Records shown ::
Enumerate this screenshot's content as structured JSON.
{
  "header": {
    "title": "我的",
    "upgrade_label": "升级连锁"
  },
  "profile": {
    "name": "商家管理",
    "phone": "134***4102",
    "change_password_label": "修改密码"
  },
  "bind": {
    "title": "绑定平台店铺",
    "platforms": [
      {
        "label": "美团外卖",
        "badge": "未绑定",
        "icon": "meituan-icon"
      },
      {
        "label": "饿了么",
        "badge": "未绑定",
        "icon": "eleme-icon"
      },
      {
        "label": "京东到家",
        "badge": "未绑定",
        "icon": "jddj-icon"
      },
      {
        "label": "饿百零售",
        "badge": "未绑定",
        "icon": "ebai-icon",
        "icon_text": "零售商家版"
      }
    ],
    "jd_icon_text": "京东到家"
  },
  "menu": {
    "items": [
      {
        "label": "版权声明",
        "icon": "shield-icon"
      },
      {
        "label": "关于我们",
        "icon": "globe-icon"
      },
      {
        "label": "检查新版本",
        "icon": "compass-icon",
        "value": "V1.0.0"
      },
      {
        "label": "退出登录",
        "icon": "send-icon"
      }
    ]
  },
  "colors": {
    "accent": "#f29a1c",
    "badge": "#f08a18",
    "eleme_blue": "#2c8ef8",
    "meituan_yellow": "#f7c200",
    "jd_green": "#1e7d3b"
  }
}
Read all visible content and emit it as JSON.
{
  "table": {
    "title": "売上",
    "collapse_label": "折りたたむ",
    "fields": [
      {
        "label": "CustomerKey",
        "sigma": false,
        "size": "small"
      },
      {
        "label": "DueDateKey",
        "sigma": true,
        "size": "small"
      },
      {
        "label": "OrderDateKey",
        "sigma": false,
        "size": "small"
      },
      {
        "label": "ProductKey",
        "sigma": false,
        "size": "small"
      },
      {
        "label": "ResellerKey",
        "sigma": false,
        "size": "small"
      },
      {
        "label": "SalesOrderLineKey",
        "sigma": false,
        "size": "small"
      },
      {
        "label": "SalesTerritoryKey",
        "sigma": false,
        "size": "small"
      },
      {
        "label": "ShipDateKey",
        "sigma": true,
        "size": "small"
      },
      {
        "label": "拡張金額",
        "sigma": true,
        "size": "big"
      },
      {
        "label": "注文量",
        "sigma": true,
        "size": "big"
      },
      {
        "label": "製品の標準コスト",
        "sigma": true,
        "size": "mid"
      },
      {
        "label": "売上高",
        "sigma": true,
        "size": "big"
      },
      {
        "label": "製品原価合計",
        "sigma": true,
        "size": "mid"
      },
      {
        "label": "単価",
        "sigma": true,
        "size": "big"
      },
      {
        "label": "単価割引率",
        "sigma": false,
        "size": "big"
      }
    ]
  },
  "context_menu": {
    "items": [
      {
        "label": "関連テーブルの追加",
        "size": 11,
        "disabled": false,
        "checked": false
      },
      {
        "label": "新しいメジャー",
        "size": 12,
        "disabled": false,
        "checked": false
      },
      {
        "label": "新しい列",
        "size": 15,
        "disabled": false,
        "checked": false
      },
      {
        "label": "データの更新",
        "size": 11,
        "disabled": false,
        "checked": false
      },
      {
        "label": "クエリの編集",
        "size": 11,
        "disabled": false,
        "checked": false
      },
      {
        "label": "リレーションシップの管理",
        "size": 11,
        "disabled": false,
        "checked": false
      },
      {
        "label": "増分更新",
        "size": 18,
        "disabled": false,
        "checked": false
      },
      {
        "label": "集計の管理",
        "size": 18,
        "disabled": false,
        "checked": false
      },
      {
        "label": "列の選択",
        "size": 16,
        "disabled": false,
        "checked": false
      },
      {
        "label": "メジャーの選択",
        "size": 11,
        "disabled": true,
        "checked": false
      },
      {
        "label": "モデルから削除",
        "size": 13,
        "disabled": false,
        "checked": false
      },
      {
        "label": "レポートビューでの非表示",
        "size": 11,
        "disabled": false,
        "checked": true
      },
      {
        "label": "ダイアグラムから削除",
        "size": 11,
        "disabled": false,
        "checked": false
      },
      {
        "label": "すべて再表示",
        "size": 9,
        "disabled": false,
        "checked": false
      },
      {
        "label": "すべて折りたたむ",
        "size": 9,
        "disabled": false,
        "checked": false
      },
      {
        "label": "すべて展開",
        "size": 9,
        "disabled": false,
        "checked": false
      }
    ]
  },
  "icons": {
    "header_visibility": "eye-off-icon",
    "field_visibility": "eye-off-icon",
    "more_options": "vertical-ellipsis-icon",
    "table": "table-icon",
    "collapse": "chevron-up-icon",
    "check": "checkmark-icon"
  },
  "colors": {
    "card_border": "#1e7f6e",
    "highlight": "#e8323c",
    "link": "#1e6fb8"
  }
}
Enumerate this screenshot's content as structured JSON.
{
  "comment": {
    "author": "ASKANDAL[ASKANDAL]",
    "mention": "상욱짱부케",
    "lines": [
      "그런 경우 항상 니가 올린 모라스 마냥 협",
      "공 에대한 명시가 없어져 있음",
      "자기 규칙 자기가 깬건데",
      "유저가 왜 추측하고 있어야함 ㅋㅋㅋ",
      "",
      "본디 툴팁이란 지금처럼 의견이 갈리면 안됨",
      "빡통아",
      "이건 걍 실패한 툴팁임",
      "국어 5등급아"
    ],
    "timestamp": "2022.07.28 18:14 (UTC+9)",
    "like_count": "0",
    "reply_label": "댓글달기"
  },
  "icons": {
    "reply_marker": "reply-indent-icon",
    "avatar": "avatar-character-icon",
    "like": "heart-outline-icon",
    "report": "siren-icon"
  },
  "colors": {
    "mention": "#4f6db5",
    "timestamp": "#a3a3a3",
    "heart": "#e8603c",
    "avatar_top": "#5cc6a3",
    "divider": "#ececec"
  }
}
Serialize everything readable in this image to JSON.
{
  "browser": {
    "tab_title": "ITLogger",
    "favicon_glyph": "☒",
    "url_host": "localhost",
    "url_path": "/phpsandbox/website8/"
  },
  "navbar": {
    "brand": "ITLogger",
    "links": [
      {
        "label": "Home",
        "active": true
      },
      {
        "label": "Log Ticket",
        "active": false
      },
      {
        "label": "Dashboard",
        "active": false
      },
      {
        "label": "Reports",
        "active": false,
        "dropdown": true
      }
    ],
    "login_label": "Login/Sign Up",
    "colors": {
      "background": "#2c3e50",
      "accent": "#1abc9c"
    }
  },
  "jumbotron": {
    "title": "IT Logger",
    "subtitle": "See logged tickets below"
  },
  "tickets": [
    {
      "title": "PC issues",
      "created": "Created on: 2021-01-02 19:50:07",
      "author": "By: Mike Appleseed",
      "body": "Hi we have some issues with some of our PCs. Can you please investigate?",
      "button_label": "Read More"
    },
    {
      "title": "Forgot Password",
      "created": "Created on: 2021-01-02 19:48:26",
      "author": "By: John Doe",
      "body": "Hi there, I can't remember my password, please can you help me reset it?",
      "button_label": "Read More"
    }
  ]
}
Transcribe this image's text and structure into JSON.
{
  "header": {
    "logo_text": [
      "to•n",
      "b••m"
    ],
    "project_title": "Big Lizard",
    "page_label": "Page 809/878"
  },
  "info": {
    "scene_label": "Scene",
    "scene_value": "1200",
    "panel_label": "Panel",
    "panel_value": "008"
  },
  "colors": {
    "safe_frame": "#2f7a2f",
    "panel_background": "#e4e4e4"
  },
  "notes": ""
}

Problem statement ::
Show each line in the entries that holds the string "image".

Answer to this task ::
Serialize everything readable in this image to JSON.
Transcribe this image's text and structure into JSON.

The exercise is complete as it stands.